Going through the entries below, tally the lines that hold the word "inspected" and state the result alone.

Excerpts from a transcription dataset
BEGIN

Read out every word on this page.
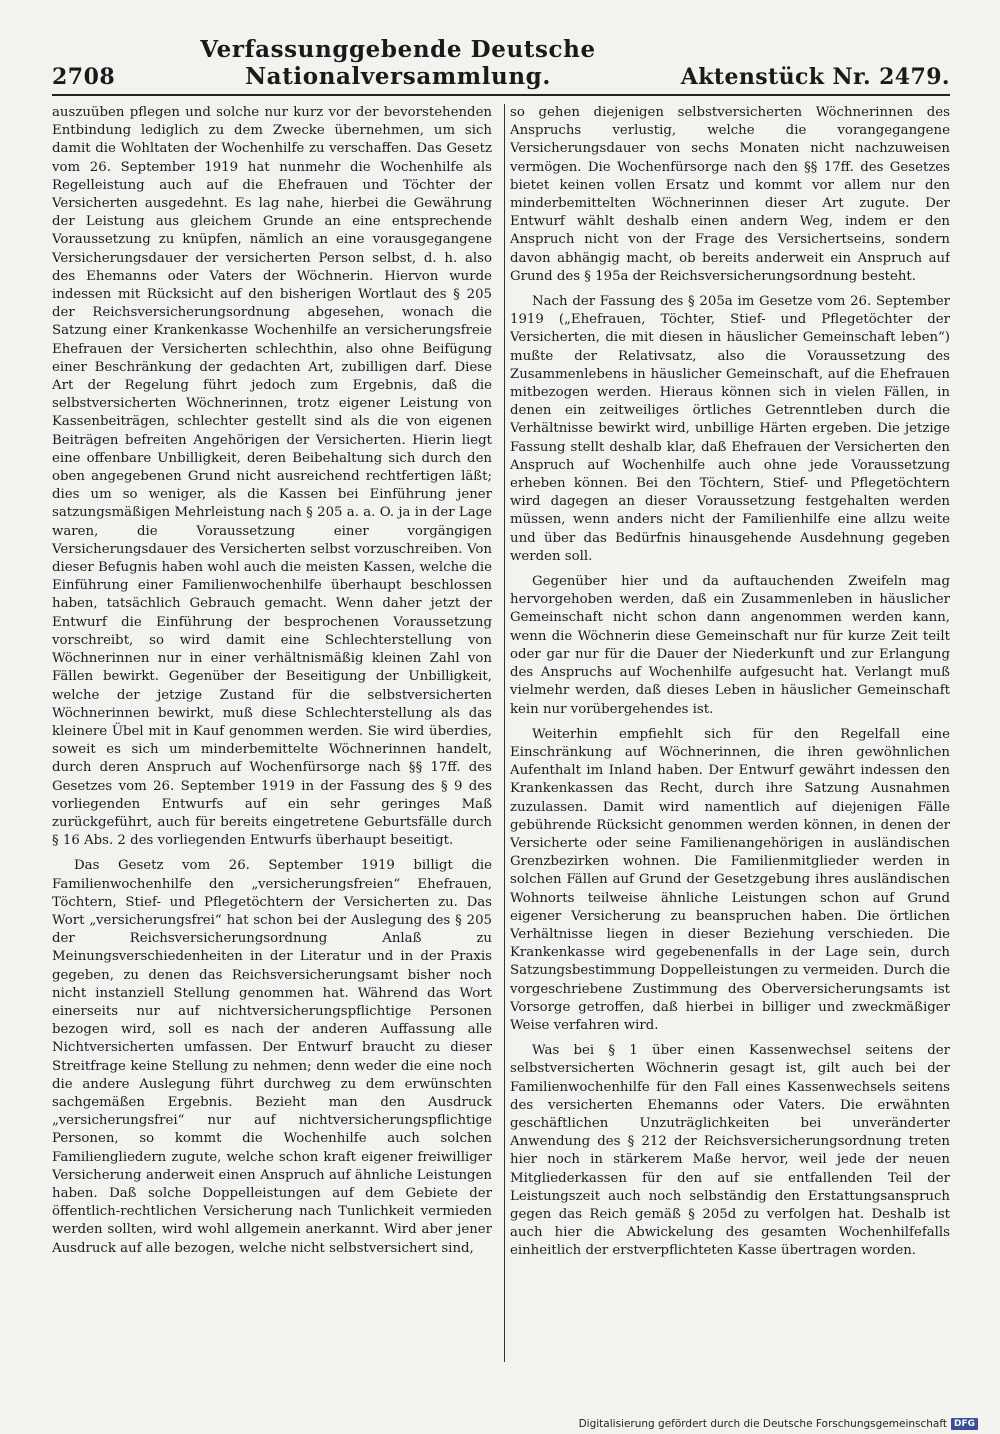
2708
Verfassunggebende Deutsche Nationalversammlung.	Aktenstück Nr. 2479.

auszuüben pflegen und solche nur kurz vor der bevorstehenden Entbindung lediglich zu dem Zwecke übernehmen, um sich damit die Wohltaten der Wochenhilfe zu verschaffen. Das Gesetz vom 26. September 1919 hat nunmehr die Wochenhilfe als Regelleistung auch auf die Ehefrauen und Töchter der Versicherten ausgedehnt. Es lag nahe, hierbei die Gewährung der Leistung aus gleichem Grunde an eine entsprechende Voraussetzung zu knüpfen, nämlich an eine vorausgegangene Versicherungsdauer der versicherten Person selbst, d. h. also des Ehemanns oder Vaters der Wöchnerin. Hiervon wurde indessen mit Rücksicht auf den bisherigen Wortlaut des § 205 der Reichsversicherungsordnung abgesehen, wonach die Satzung einer Krankenkasse Wochenhilfe an versicherungsfreie Ehefrauen der Versicherten schlechthin, also ohne Beifügung einer Beschränkung der gedachten Art, zubilligen darf. Diese Art der Regelung führt jedoch zum Ergebnis, daß die selbstversicherten Wöchnerinnen, trotz eigener Leistung von Kassenbeiträgen, schlechter gestellt sind als die von eigenen Beiträgen befreiten Angehörigen der Versicherten. Hierin liegt eine offenbare Unbilligkeit, deren Beibehaltung sich durch den oben angegebenen Grund nicht ausreichend rechtfertigen läßt; dies um so weniger, als die Kassen bei Einführung jener satzungsmäßigen Mehrleistung nach § 205 a. a. O. ja in der Lage waren, die Voraussetzung einer vorgängigen Versicherungsdauer des Versicherten selbst vorzuschreiben. Von dieser Befugnis haben wohl auch die meisten Kassen, welche die Einführung einer Familienwochenhilfe überhaupt beschlossen haben, tatsächlich Gebrauch gemacht. Wenn daher jetzt der Entwurf die Einführung der besprochenen Voraussetzung vorschreibt, so wird damit eine Schlechterstellung von Wöchnerinnen nur in einer verhältnismäßig kleinen Zahl von Fällen bewirkt. Gegenüber der Beseitigung der Unbilligkeit, welche der jetzige Zustand für die selbstversicherten Wöchnerinnen bewirkt, muß diese Schlechterstellung als das kleinere Übel mit in Kauf genommen werden. Sie wird überdies, soweit es sich um minderbemittelte Wöchnerinnen handelt, durch deren Anspruch auf Wochenfürsorge nach §§ 17ff. des Gesetzes vom 26. September 1919 in der Fassung des § 9 des vorliegenden Entwurfs auf ein sehr geringes Maß zurückgeführt, auch für bereits eingetretene Geburtsfälle durch § 16 Abs. 2 des vorliegenden Entwurfs überhaupt beseitigt.

Das Gesetz vom 26. September 1919 billigt die Familienwochenhilfe den „versicherungsfreien“ Ehefrauen, Töchtern, Stief- und Pflegetöchtern der Versicherten zu. Das Wort „versicherungsfrei“ hat schon bei der Auslegung des § 205 der Reichsversicherungsordnung Anlaß zu Meinungsverschiedenheiten in der Literatur und in der Praxis gegeben, zu denen das Reichsversicherungsamt bisher noch nicht instanziell Stellung genommen hat. Während das Wort einerseits nur auf nichtversicherungspflichtige Personen bezogen wird, soll es nach der anderen Auffassung alle Nichtversicherten umfassen. Der Entwurf braucht zu dieser Streitfrage keine Stellung zu nehmen; denn weder die eine noch die andere Auslegung führt durchweg zu dem erwünschten sachgemäßen Ergebnis. Bezieht man den Ausdruck „versicherungsfrei“ nur auf nichtversicherungspflichtige Personen, so kommt die Wochenhilfe auch solchen Familiengliedern zugute, welche schon kraft eigener freiwilliger Versicherung anderweit einen Anspruch auf ähnliche Leistungen haben. Daß solche Doppelleistungen auf dem Gebiete der öffentlich-rechtlichen Versicherung nach Tunlichkeit vermieden werden sollten, wird wohl allgemein anerkannt. Wird aber jener Ausdruck auf alle bezogen, welche nicht selbstversichert sind,

so gehen diejenigen selbstversicherten Wöchnerinnen des Anspruchs verlustig, welche die vorangegangene Versicherungsdauer von sechs Monaten nicht nachzuweisen vermögen. Die Wochenfürsorge nach den §§ 17ff. des Gesetzes bietet keinen vollen Ersatz und kommt vor allem nur den minderbemittelten Wöchnerinnen dieser Art zugute. Der Entwurf wählt deshalb einen andern Weg, indem er den Anspruch nicht von der Frage des Versichertseins, sondern davon abhängig macht, ob bereits anderweit ein Anspruch auf Grund des § 195a der Reichsversicherungsordnung besteht.

Nach der Fassung des § 205a im Gesetze vom 26. September 1919 („Ehefrauen, Töchter, Stief- und Pflegetöchter der Versicherten, die mit diesen in häuslicher Gemeinschaft leben“) mußte der Relativsatz, also die Voraussetzung des Zusammenlebens in häuslicher Gemeinschaft, auf die Ehefrauen mitbezogen werden. Hieraus können sich in vielen Fällen, in denen ein zeitweiliges örtliches Getrenntleben durch die Verhältnisse bewirkt wird, unbillige Härten ergeben. Die jetzige Fassung stellt deshalb klar, daß Ehefrauen der Versicherten den Anspruch auf Wochenhilfe auch ohne jede Voraussetzung erheben können. Bei den Töchtern, Stief- und Pflegetöchtern wird dagegen an dieser Voraussetzung festgehalten werden müssen, wenn anders nicht der Familienhilfe eine allzu weite und über das Bedürfnis hinausgehende Ausdehnung gegeben werden soll.

Gegenüber hier und da auftauchenden Zweifeln mag hervorgehoben werden, daß ein Zusammenleben in häuslicher Gemeinschaft nicht schon dann angenommen werden kann, wenn die Wöchnerin diese Gemeinschaft nur für kurze Zeit teilt oder gar nur für die Dauer der Niederkunft und zur Erlangung des Anspruchs auf Wochenhilfe aufgesucht hat. Verlangt muß vielmehr werden, daß dieses Leben in häuslicher Gemeinschaft kein nur vorübergehendes ist.

Weiterhin empfiehlt sich für den Regelfall eine Einschränkung auf Wöchnerinnen, die ihren gewöhnlichen Aufenthalt im Inland haben. Der Entwurf gewährt indessen den Krankenkassen das Recht, durch ihre Satzung Ausnahmen zuzulassen. Damit wird namentlich auf diejenigen Fälle gebührende Rücksicht genommen werden können, in denen der Versicherte oder seine Familienangehörigen in ausländischen Grenzbezirken wohnen. Die Familienmitglieder werden in solchen Fällen auf Grund der Gesetzgebung ihres ausländischen Wohnorts teilweise ähnliche Leistungen schon auf Grund eigener Versicherung zu beanspruchen haben. Die örtlichen Verhältnisse liegen in dieser Beziehung verschieden. Die Krankenkasse wird gegebenenfalls in der Lage sein, durch Satzungsbestimmung Doppelleistungen zu vermeiden. Durch die vorgeschriebene Zustimmung des Oberversicherungsamts ist Vorsorge getroffen, daß hierbei in billiger und zweckmäßiger Weise verfahren wird.

Was bei § 1 über einen Kassenwechsel seitens der selbstversicherten Wöchnerin gesagt ist, gilt auch bei der Familienwochenhilfe für den Fall eines Kassenwechsels seitens des versicherten Ehemanns oder Vaters. Die erwähnten geschäftlichen Unzuträglichkeiten bei unveränderter Anwendung des § 212 der Reichsversicherungsordnung treten hier noch in stärkerem Maße hervor, weil jede der neuen Mitgliederkassen für den auf sie entfallenden Teil der Leistungszeit auch noch selbständig den Erstattungsanspruch gegen das Reich gemäß § 205d zu verfolgen hat. Deshalb ist auch hier die Abwickelung des gesamten Wochenhilfefalls einheitlich der erstverpflichteten Kasse übertragen worden.

Digitalisierung gefördert durch die Deutsche Forschungsgemeinschaft DFG
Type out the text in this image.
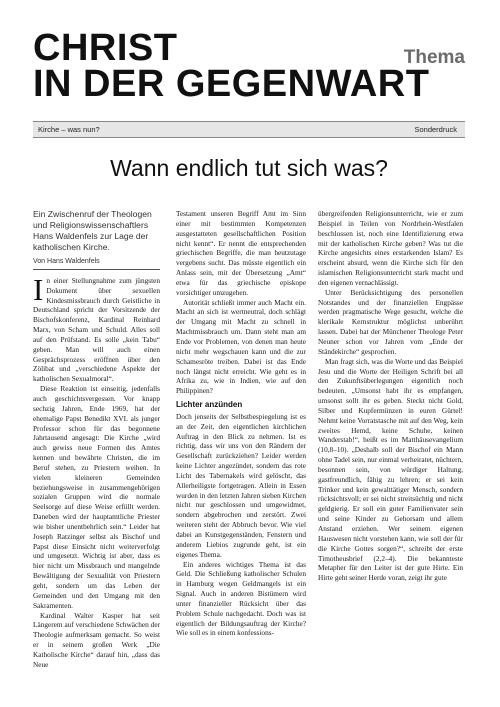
CHRIST
IN DER GEGENWART
Thema
Kirche – was nun?	Sonderdruck
Wann endlich tut sich was?
Ein Zwischenruf der Theologen und Religionswissenschaftlers Hans Waldenfels zur Lage der katholischen Kirche.
Von Hans Waldenfels

In einer Stellungnahme zum jüngsten Dokument über sexuellen Kindesmissbrauch durch Geistliche in Deutschland spricht der Vorsitzende der Bischofskonferenz, Kardinal Reinhard Marx, von Scham und Schuld. Alles soll auf den Prüfstand. Es solle „kein Tabu“ geben. Man will auch einen Gesprächsprozess eröffnen über den Zölibat und „verschiedene Aspekte der katholischen Sexualmoral“.

Diese Reaktion ist einseitig, jedenfalls auch geschichtsvergessen. Vor knapp sechzig Jahren, Ende 1969, hat der ehemalige Papst Benedikt XVI. als junger Professor schon für das begonnene Jahrtausend angesagt: Die Kirche „wird auch gewiss neue Formen des Amtes kennen und bewährte Christen, die im Beruf stehen, zu Priestern weihen. In vielen kleineren Gemeinden beziehungsweise in zusammengehörigen sozialen Gruppen wird die normale Seelsorge auf diese Weise erfüllt werden. Daneben wird der hauptamtliche Priester wie bisher unentbehrlich sein.“ Leider hat Joseph Ratzinger selbst als Bischof und Papst diese Einsicht nicht weiterverfolgt und umgesetzt. Wichtig ist aber, dass es hier nicht um Missbrauch und mangelnde Bewältigung der Sexualität von Priestern geht, sondern um das Leben der Gemeinden und den Umgang mit den Sakramenten.

Kardinal Walter Kasper hat seit Längerem auf verschiedene Schwächen der Theologie aufmerksam gemacht. So weist er in seinem großen Werk „Die Katholische Kirche“ darauf hin, „dass das Neue

Testament unseren Begriff Amt im Sinn einer mit bestimmten Kompetenzen ausgestatteten gesellschaftlichen Position nicht kennt“. Er nennt die entsprechenden griechischen Begriffe, die man heutzutage vergebens sucht. Das müsste eigentlich ein Anlass sein, mit der Übersetzung „Amt“ etwa für das griechische episkope vorsichtiger umzugehen.

Autorität schließt immer auch Macht ein. Macht an sich ist wertneutral, doch schlägt der Umgang mit Macht zu schnell in Machtmissbrauch um. Dann steht man am Ende vor Problemen, von denen man heute nicht mehr wegschauen kann und die zur Schamesröte treiben. Dabei ist das Ende noch längst nicht erreicht. Wie geht es in Afrika zu, wie in Indien, wie auf den Philippinen?

Lichter anzünden

Doch jenseits der Selbstbespiegelung ist es an der Zeit, den eigentlichen kirchlichen Auftrag in den Blick zu nehmen. Ist es richtig, dass wir uns von den Rändern der Gesellschaft zurückziehen? Leider werden keine Lichter angezündet, sondern das rote Licht des Tabernakels wird gelöscht, das Allerheiligste fortgetragen. Allein in Essen wurden in den letzten Jahren sieben Kirchen nicht nur geschlossen und umgewidmet, sondern abgebrochen und zerstört. Zwei weiteren steht der Abbruch bevor. Wie viel dabei an Kunstgegenständen, Fenstern und anderem Liebios zugrunde geht, ist ein eigenes Thema.

Ein anderes wichtiges Thema ist das Geld. Die Schließung katholischer Schulen in Hamburg wegen Geldmangels ist ein Signal. Auch in anderen Bistümern wird unter finanzieller Rücksicht über das Problem Schule nachgedacht. Doch was ist eigentlich der Bildungsauftrag der Kirche? Wie soll es in einem konfessions-

übergreifenden Religionsunterricht, wie er zum Beispiel in Teilen von Nordrhein-Westfalen beschlossen ist, noch eine Identifizierung etwa mit der katholischen Kirche geben? Was tut die Kirche angesichts eines erstarkenden Islam? Es erscheint absurd, wenn die Kirche sich für den islamischen Religionsunterricht stark macht und den eigenen vernachlässigt.

Unter Berücksichtigung des personellen Notstandes und der finanziellen Engpässe werden pragmatische Wege gesucht, welche die klerikale Kernstruktur möglichst unberührt lassen. Dabei hat der Münchener Theologe Peter Neuner schon vor Jahren vom „Ende der Ständekirche“ gesprochen.

Man fragt sich, was die Worte und das Beispiel Jesu und die Worte der Heiligen Schrift bei all den Zukunftsüberlegungen eigentlich noch bedeuten. „Umsonst habt ihr es empfangen, umsonst sollt ihr es geben. Steckt nicht Gold, Silber und Kupfermünzen in euren Gürtel! Nehmt keine Vorratstasche mit auf den Weg, kein zweites Hemd, keine Schuhe, keinen Wanderstab!“, heißt es im Matthäusevangelium (10,8–10). „Deshalb soll der Bischof ein Mann ohne Tadel sein, nur einmal verheiratet, nüchtern, besonnen sein, von würdiger Haltung, gastfreundlich, fähig zu lehren; er sei kein Trinker und kein gewalttätiger Mensch, sondern rücksichtsvoll; er sei nicht streitsüchtig und nicht geldgierig. Er soll ein guter Familienvater sein und seine Kinder zu Gehorsam und allem Anstand erziehen. Wer seinem eigenen Hauswesen nicht vorstehen kann, wie soll der für die Kirche Gottes sorgen?“, schreibt der erste Timotheusbrief (2,2–4). Die bekannteste Metapher für den Leiter ist der gute Hirte. Ein Hirte geht seiner Herde voran, zeigt ihr gute
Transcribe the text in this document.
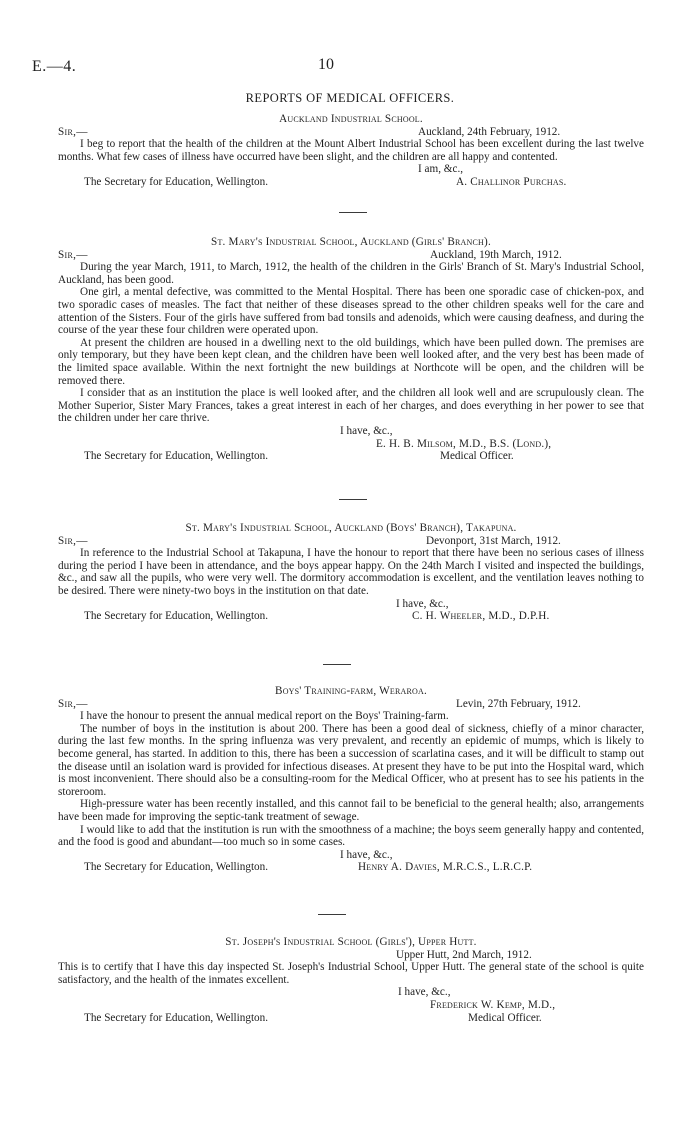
E.—4.	10
REPORTS OF MEDICAL OFFICERS.
Auckland Industrial School.
Sir,—	Auckland, 24th February, 1912.

I beg to report that the health of the children at the Mount Albert Industrial School has been excellent during the last twelve months. What few cases of illness have occurred have been slight, and the children are all happy and contented.

I am, &c.,
The Secretary for Education, Wellington.	A. Challinor Purchas.
St. Mary's Industrial School, Auckland (Girls' Branch).
Sir,—	Auckland, 19th March, 1912.

During the year March, 1911, to March, 1912, the health of the children in the Girls' Branch of St. Mary's Industrial School, Auckland, has been good.

One girl, a mental defective, was committed to the Mental Hospital. There has been one sporadic case of chicken-pox, and two sporadic cases of measles. The fact that neither of these diseases spread to the other children speaks well for the care and attention of the Sisters. Four of the girls have suffered from bad tonsils and adenoids, which were causing deafness, and during the course of the year these four children were operated upon.

At present the children are housed in a dwelling next to the old buildings, which have been pulled down. The premises are only temporary, but they have been kept clean, and the children have been well looked after, and the very best has been made of the limited space available. Within the next fortnight the new buildings at Northcote will be open, and the children will be removed there.

I consider that as an institution the place is well looked after, and the children all look well and are scrupulously clean. The Mother Superior, Sister Mary Frances, takes a great interest in each of her charges, and does everything in her power to see that the children under her care thrive.

I have, &c.,
E. H. B. Milsom, M.D., B.S. (Lond.),
The Secretary for Education, Wellington.	Medical Officer.
St. Mary's Industrial School, Auckland (Boys' Branch), Takapuna.
Sir,—	Devonport, 31st March, 1912.

In reference to the Industrial School at Takapuna, I have the honour to report that there have been no serious cases of illness during the period I have been in attendance, and the boys appear happy. On the 24th March I visited and inspected the buildings, &c., and saw all the pupils, who were very well. The dormitory accommodation is excellent, and the ventilation leaves nothing to be desired. There were ninety-two boys in the institution on that date.

I have, &c.,
The Secretary for Education, Wellington.	C. H. Wheeler, M.D., D.P.H.
Boys' Training-farm, Weraroa.
Sir,—	Levin, 27th February, 1912.

I have the honour to present the annual medical report on the Boys' Training-farm.

The number of boys in the institution is about 200. There has been a good deal of sickness, chiefly of a minor character, during the last few months. In the spring influenza was very prevalent, and recently an epidemic of mumps, which is likely to become general, has started. In addition to this, there has been a succession of scarlatina cases, and it will be difficult to stamp out the disease until an isolation ward is provided for infectious diseases. At present they have to be put into the Hospital ward, which is most inconvenient. There should also be a consulting-room for the Medical Officer, who at present has to see his patients in the storeroom.

High-pressure water has been recently installed, and this cannot fail to be beneficial to the general health; also, arrangements have been made for improving the septic-tank treatment of sewage.

I would like to add that the institution is run with the smoothness of a machine; the boys seem generally happy and contented, and the food is good and abundant—too much so in some cases.

I have, &c.,
The Secretary for Education, Wellington.	Henry A. Davies, M.R.C.S., L.R.C.P.
St. Joseph's Industrial School (Girls'), Upper Hutt.
Upper Hutt, 2nd March, 1912.

This is to certify that I have this day inspected St. Joseph's Industrial School, Upper Hutt. The general state of the school is quite satisfactory, and the health of the inmates excellent.

I have, &c.,
Frederick W. Kemp, M.D.,
The Secretary for Education, Wellington.	Medical Officer.
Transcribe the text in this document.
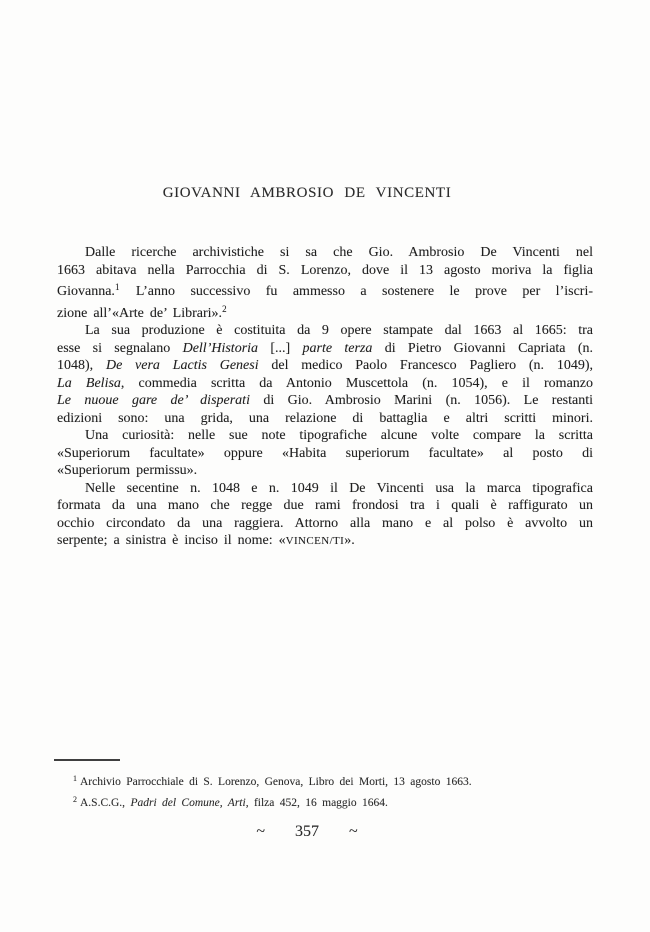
GIOVANNI AMBROSIO DE VINCENTI
Dalle ricerche archivistiche si sa che Gio. Ambrosio De Vincenti nel
1663 abitava nella Parrocchia di S. Lorenzo, dove il 13 agosto moriva la figlia
Giovanna.$^1$ L’anno successivo fu ammesso a sostenere le prove per l’iscri-
zione all’«Arte de’ Librari».$^2$
La sua produzione è costituita da 9 opere stampate dal 1663 al 1665: tra
esse si segnalano Dell’Historia [...] parte terza di Pietro Giovanni Capriata (n.
1048), De vera Lactis Genesi del medico Paolo Francesco Pagliero (n. 1049),
La Belisa, commedia scritta da Antonio Muscettola (n. 1054), e il romanzo
Le nuoue gare de’ disperati di Gio. Ambrosio Marini (n. 1056). Le restanti
edizioni sono: una grida, una relazione di battaglia e altri scritti minori.
Una curiosità: nelle sue note tipografiche alcune volte compare la scritta
«Superiorum facultate» oppure «Habita superiorum facultate» al posto di
«Superiorum permissu».
Nelle secentine n. 1048 e n. 1049 il De Vincenti usa la marca tipografica
formata da una mano che regge due rami frondosi tra i quali è raffigurato un
occhio circondato da una raggiera. Attorno alla mano e al polso è avvolto un
serpente; a sinistra è inciso il nome: «VINCEN/TI».
$^1$ Archivio Parrocchiale di S. Lorenzo, Genova, Libro dei Morti, 13 agosto 1663.
$^2$ A.S.C.G., Padri del Comune, Arti, filza 452, 16 maggio 1664.
~ 357 ~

END

PROBLEM SOLUTION: 2